> **The input**:
--- BEGIN ---

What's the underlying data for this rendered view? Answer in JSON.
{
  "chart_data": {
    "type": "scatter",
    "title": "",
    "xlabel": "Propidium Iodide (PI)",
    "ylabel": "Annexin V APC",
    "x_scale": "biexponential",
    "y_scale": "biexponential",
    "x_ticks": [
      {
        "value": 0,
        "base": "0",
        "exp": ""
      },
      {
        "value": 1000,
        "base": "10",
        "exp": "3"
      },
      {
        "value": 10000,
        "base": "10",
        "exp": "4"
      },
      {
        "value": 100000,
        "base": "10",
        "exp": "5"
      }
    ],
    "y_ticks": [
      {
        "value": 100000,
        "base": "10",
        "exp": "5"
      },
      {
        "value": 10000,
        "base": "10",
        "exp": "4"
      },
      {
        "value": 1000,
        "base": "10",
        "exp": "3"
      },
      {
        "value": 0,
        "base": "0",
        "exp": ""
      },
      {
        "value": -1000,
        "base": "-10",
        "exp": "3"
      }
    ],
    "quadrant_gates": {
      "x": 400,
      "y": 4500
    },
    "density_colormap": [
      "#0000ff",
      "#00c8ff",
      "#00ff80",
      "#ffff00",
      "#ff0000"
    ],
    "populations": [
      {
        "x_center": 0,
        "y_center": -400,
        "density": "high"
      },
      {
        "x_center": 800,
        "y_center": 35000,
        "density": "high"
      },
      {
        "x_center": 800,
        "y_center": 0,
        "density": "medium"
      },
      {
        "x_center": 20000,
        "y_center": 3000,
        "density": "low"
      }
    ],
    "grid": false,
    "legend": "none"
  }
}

--- END ---

> **Written exercise**: Your task is to quote all of the data word for word.

> **Solution**:
What's the underlying data for this rendered view? Answer in JSON.
{
  "chart_data": {
    "type": "scatter",
    "title": "",
    "xlabel": "Propidium Iodide (PI)",
    "ylabel": "Annexin V APC",
    "x_scale": "biexponential",
    "y_scale": "biexponential",
    "x_ticks": [
      {
        "value": 0,
        "base": "0",
        "exp": ""
      },
      {
        "value": 1000,
        "base": "10",
        "exp": "3"
      },
      {
        "value": 10000,
        "base": "10",
        "exp": "4"
      },
      {
        "value": 100000,
        "base": "10",
        "exp": "5"
      }
    ],
    "y_ticks": [
      {
        "value": 100000,
        "base": "10",
        "exp": "5"
      },
      {
        "value": 10000,
        "base": "10",
        "exp": "4"
      },
      {
        "value": 1000,
        "base": "10",
        "exp": "3"
      },
      {
        "value": 0,
        "base": "0",
        "exp": ""
      },
      {
        "value": -1000,
        "base": "-10",
        "exp": "3"
      }
    ],
    "quadrant_gates": {
      "x": 400,
      "y": 4500
    },
    "density_colormap": [
      "#0000ff",
      "#00c8ff",
      "#00ff80",
      "#ffff00",
      "#ff0000"
    ],
    "populations": [
      {
        "x_center": 0,
        "y_center": -400,
        "density": "high"
      },
      {
        "x_center": 800,
        "y_center": 35000,
        "density": "high"
      },
      {
        "x_center": 800,
        "y_center": 0,
        "density": "medium"
      },
      {
        "x_center": 20000,
        "y_center": 3000,
        "density": "low"
      }
    ],
    "grid": false,
    "legend": "none"
  }
}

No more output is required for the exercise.